» WORK TO DO
Gather every line of the entries that includes the word "high".

--- Start of DATA SUPPLIED ---

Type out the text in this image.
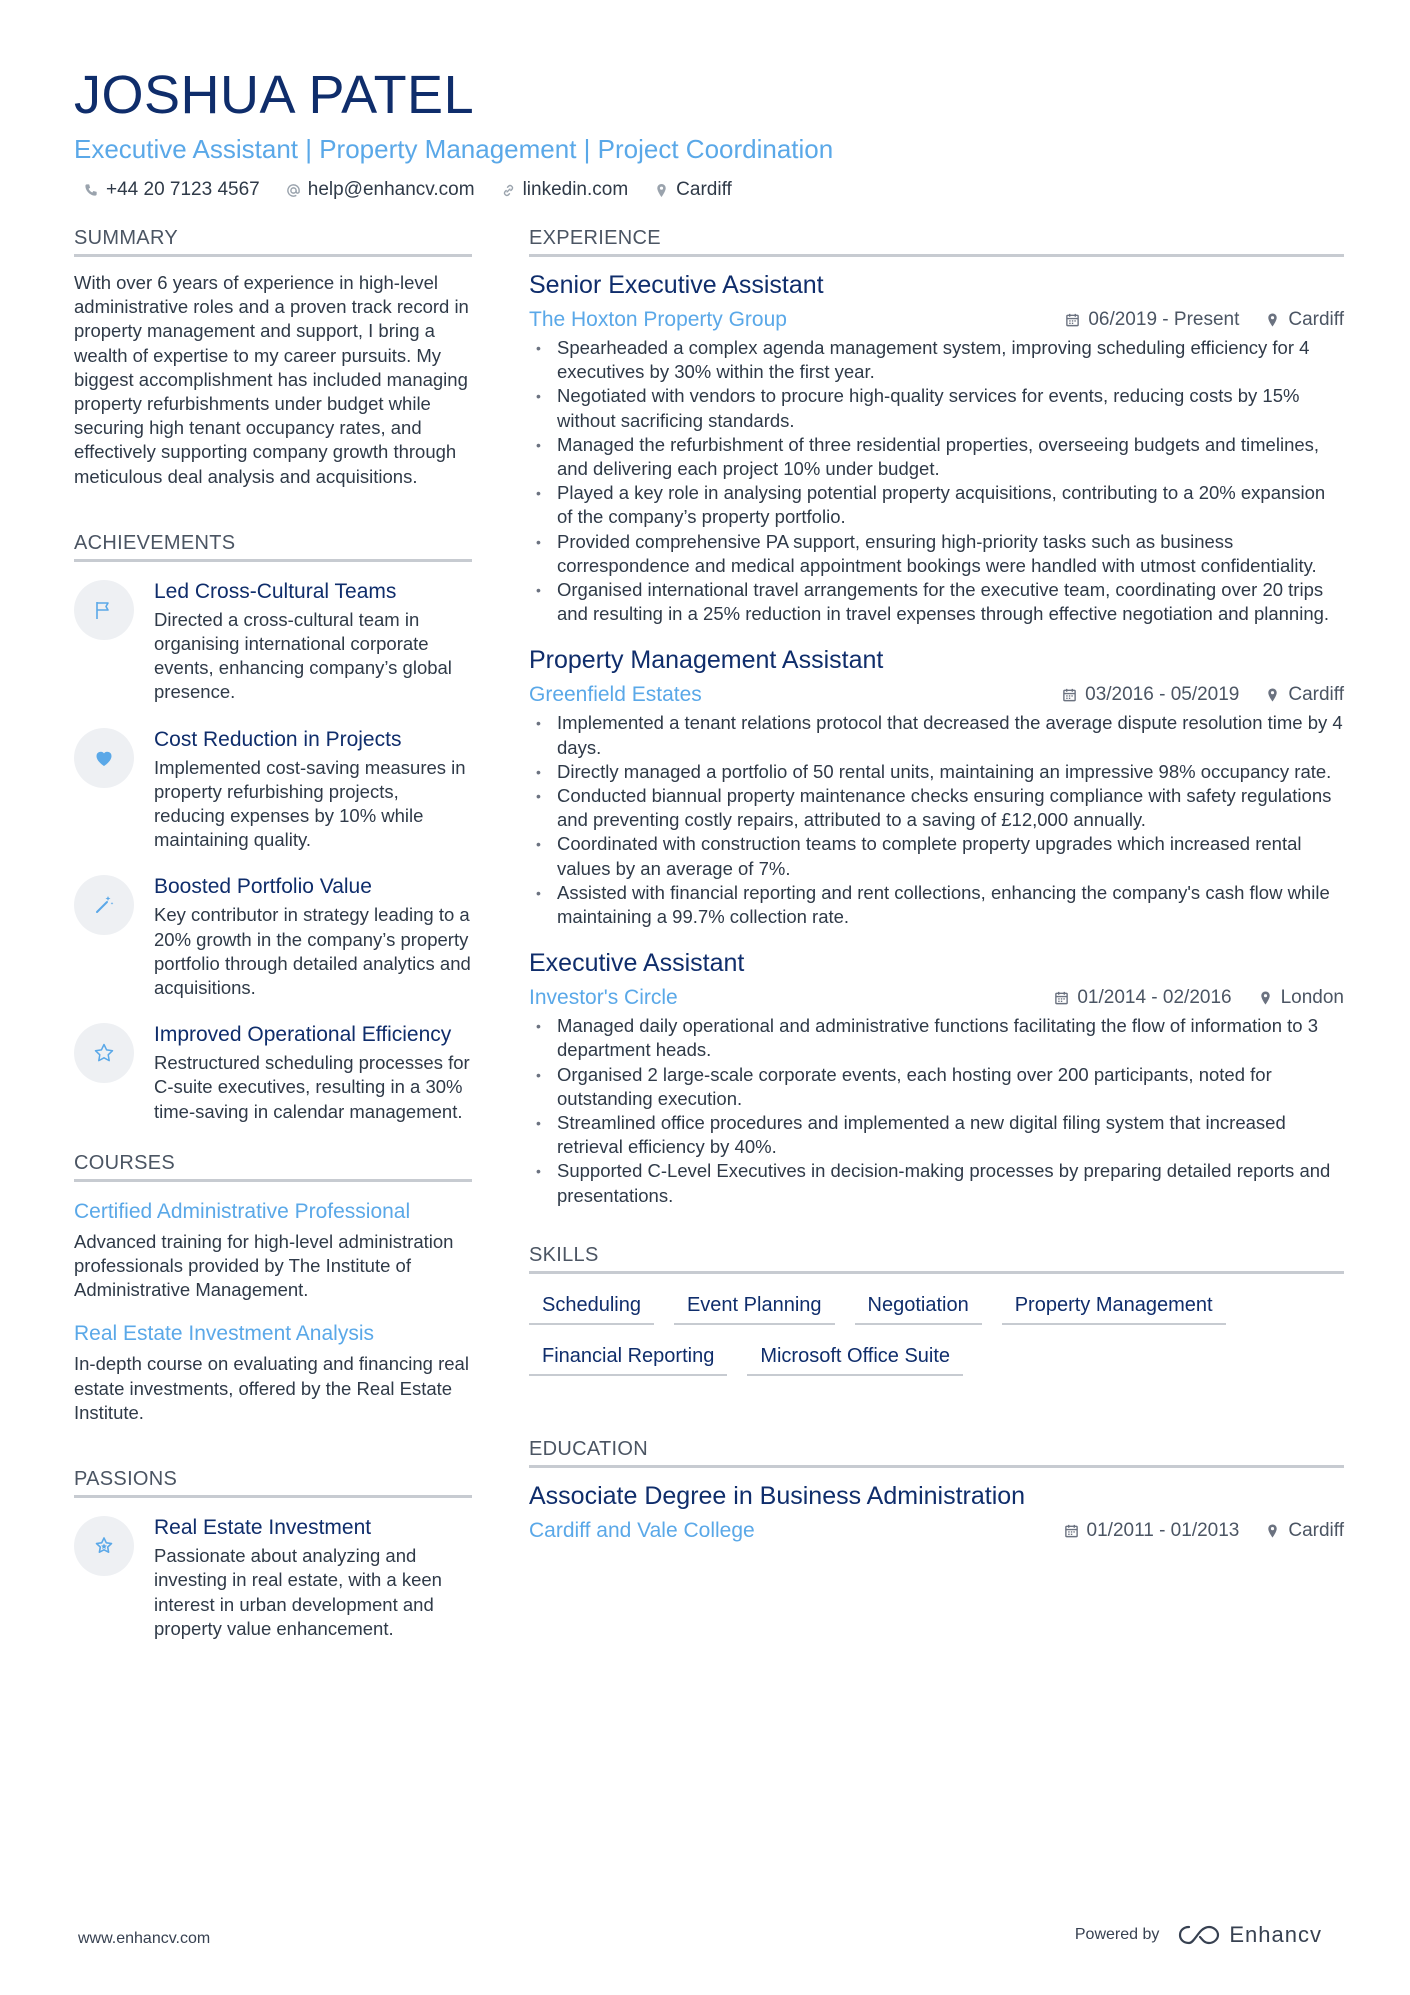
JOSHUA PATEL
Executive Assistant | Property Management | Project Coordination
+44 20 7123 4567	help@enhancv.com	linkedin.com	Cardiff
SUMMARY
With over 6 years of experience in high-level administrative roles and a proven track record in property management and support, I bring a wealth of expertise to my career pursuits. My biggest accomplishment has included managing property refurbishments under budget while securing high tenant occupancy rates, and effectively supporting company growth through meticulous deal analysis and acquisitions.
ACHIEVEMENTS
Led Cross-Cultural Teams
Directed a cross-cultural team in organising international corporate events, enhancing company’s global presence.
Cost Reduction in Projects
Implemented cost-saving measures in property refurbishing projects, reducing expenses by 10% while maintaining quality.
Boosted Portfolio Value
Key contributor in strategy leading to a 20% growth in the company’s property portfolio through detailed analytics and acquisitions.
Improved Operational Efficiency
Restructured scheduling processes for C-suite executives, resulting in a 30% time-saving in calendar management.
COURSES
Certified Administrative Professional
Advanced training for high-level administration professionals provided by The Institute of Administrative Management.
Real Estate Investment Analysis
In-depth course on evaluating and financing real estate investments, offered by the Real Estate Institute.
PASSIONS
Real Estate Investment
Passionate about analyzing and investing in real estate, with a keen interest in urban development and property value enhancement.
EXPERIENCE
Senior Executive Assistant
The Hoxton Property Group	06/2019 - Present	Cardiff
• Spearheaded a complex agenda management system, improving scheduling efficiency for 4 executives by 30% within the first year.
• Negotiated with vendors to procure high-quality services for events, reducing costs by 15% without sacrificing standards.
• Managed the refurbishment of three residential properties, overseeing budgets and timelines, and delivering each project 10% under budget.
• Played a key role in analysing potential property acquisitions, contributing to a 20% expansion of the company’s property portfolio.
• Provided comprehensive PA support, ensuring high-priority tasks such as business correspondence and medical appointment bookings were handled with utmost confidentiality.
• Organised international travel arrangements for the executive team, coordinating over 20 trips and resulting in a 25% reduction in travel expenses through effective negotiation and planning.
Property Management Assistant
Greenfield Estates	03/2016 - 05/2019	Cardiff
• Implemented a tenant relations protocol that decreased the average dispute resolution time by 4 days.
• Directly managed a portfolio of 50 rental units, maintaining an impressive 98% occupancy rate.
• Conducted biannual property maintenance checks ensuring compliance with safety regulations and preventing costly repairs, attributed to a saving of £12,000 annually.
• Coordinated with construction teams to complete property upgrades which increased rental values by an average of 7%.
• Assisted with financial reporting and rent collections, enhancing the company's cash flow while maintaining a 99.7% collection rate.
Executive Assistant
Investor's Circle	01/2014 - 02/2016	London
• Managed daily operational and administrative functions facilitating the flow of information to 3 department heads.
• Organised 2 large-scale corporate events, each hosting over 200 participants, noted for outstanding execution.
• Streamlined office procedures and implemented a new digital filing system that increased retrieval efficiency by 40%.
• Supported C-Level Executives in decision-making processes by preparing detailed reports and presentations.
SKILLS
Scheduling	Event Planning	Negotiation	Property Management
Financial Reporting	Microsoft Office Suite
EDUCATION
Associate Degree in Business Administration
Cardiff and Vale College	01/2011 - 01/2013	Cardiff
www.enhancv.com	Powered by	Enhancv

--- End of DATA SUPPLIED ---

» SOLUTION TO THIS EXERCISE
With over 6 years of experience in high-level administrative roles and a proven track record in property management and support, I bring a wealth of expertise to my career pursuits. My biggest accomplishment has included managing property refurbishments under budget while securing high tenant occupancy rates, and effectively supporting company growth through meticulous deal analysis and acquisitions.
Advanced training for high-level administration professionals provided by The Institute of Administrative Management.
• Negotiated with vendors to procure high-quality services for events, reducing costs by 15% without sacrificing standards.
• Provided comprehensive PA support, ensuring high-priority tasks such as business correspondence and medical appointment bookings were handled with utmost confidentiality.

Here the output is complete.